::: Task inputs

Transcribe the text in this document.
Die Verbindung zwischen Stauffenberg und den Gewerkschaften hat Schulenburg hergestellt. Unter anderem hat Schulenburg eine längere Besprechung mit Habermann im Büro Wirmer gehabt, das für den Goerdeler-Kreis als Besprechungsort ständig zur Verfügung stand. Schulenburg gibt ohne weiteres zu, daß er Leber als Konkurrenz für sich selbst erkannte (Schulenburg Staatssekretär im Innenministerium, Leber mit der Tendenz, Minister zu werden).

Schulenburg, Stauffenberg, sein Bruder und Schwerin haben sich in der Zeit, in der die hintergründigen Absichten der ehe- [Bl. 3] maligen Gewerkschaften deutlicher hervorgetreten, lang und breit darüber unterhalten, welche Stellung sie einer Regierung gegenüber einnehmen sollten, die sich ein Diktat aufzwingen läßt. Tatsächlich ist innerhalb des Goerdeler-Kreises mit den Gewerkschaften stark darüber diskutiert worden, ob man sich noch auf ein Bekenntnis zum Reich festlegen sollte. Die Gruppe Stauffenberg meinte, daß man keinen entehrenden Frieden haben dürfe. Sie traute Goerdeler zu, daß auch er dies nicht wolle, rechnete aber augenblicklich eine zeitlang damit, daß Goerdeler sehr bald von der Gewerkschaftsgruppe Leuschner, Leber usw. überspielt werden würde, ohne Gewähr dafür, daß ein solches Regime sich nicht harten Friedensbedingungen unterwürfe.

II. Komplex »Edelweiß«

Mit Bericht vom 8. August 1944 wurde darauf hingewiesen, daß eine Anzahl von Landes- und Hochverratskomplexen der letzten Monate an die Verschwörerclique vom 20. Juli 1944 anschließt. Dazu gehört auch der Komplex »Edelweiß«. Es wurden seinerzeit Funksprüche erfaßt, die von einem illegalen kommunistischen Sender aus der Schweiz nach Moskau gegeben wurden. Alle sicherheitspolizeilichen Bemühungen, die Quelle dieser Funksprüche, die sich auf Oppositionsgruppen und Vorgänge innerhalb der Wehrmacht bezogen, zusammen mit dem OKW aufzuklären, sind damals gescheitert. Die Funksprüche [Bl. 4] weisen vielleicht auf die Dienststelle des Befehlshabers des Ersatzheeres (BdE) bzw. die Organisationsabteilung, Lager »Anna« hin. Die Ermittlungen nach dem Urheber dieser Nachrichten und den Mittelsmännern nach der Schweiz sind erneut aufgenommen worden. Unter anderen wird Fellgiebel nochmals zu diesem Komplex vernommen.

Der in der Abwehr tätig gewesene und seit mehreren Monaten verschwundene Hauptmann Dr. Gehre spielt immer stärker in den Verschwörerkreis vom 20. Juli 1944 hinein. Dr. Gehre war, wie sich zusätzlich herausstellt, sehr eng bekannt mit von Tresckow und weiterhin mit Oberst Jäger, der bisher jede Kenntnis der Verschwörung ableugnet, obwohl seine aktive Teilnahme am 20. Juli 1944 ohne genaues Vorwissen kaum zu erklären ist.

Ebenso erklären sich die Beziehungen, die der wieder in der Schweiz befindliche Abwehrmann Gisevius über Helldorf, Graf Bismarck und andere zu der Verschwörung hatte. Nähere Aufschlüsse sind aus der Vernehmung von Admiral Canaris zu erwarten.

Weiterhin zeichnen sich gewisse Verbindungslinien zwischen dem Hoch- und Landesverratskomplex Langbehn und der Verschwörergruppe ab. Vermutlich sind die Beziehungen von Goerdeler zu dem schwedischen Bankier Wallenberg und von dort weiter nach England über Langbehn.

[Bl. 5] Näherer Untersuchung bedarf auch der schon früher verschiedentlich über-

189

::::::

Directions.
Copy out all lines of the material above in which "worden" occurs.

Solution below.
Schulenburg, Stauffenberg, sein Bruder und Schwerin haben sich in der Zeit, in der die hintergründigen Absichten der ehe- [Bl. 3] maligen Gewerkschaften deutlicher hervorgetreten, lang und breit darüber unterhalten, welche Stellung sie einer Regierung gegenüber einnehmen sollten, die sich ein Diktat aufzwingen läßt. Tatsächlich ist innerhalb des Goerdeler-Kreises mit den Gewerkschaften stark darüber diskutiert worden, ob man sich noch auf ein Bekenntnis zum Reich festlegen sollte. Die Gruppe Stauffenberg meinte, daß man keinen entehrenden Frieden haben dürfe. Sie traute Goerdeler zu, daß auch er dies nicht wolle, rechnete aber augenblicklich eine zeitlang damit, daß Goerdeler sehr bald von der Gewerkschaftsgruppe Leuschner, Leber usw. überspielt werden würde, ohne Gewähr dafür, daß ein solches Regime sich nicht harten Friedensbedingungen unterwürfe.
Mit Bericht vom 8. August 1944 wurde darauf hingewiesen, daß eine Anzahl von Landes- und Hochverratskomplexen der letzten Monate an die Verschwörerclique vom 20. Juli 1944 anschließt. Dazu gehört auch der Komplex »Edelweiß«. Es wurden seinerzeit Funksprüche erfaßt, die von einem illegalen kommunistischen Sender aus der Schweiz nach Moskau gegeben wurden. Alle sicherheitspolizeilichen Bemühungen, die Quelle dieser Funksprüche, die sich auf Oppositionsgruppen und Vorgänge innerhalb der Wehrmacht bezogen, zusammen mit dem OKW aufzuklären, sind damals gescheitert. Die Funksprüche [Bl. 4] weisen vielleicht auf die Dienststelle des Befehlshabers des Ersatzheeres (BdE) bzw. die Organisationsabteilung, Lager »Anna« hin. Die Ermittlungen nach dem Urheber dieser Nachrichten und den Mittelsmännern nach der Schweiz sind erneut aufgenommen worden. Unter anderen wird Fellgiebel nochmals zu diesem Komplex vernommen.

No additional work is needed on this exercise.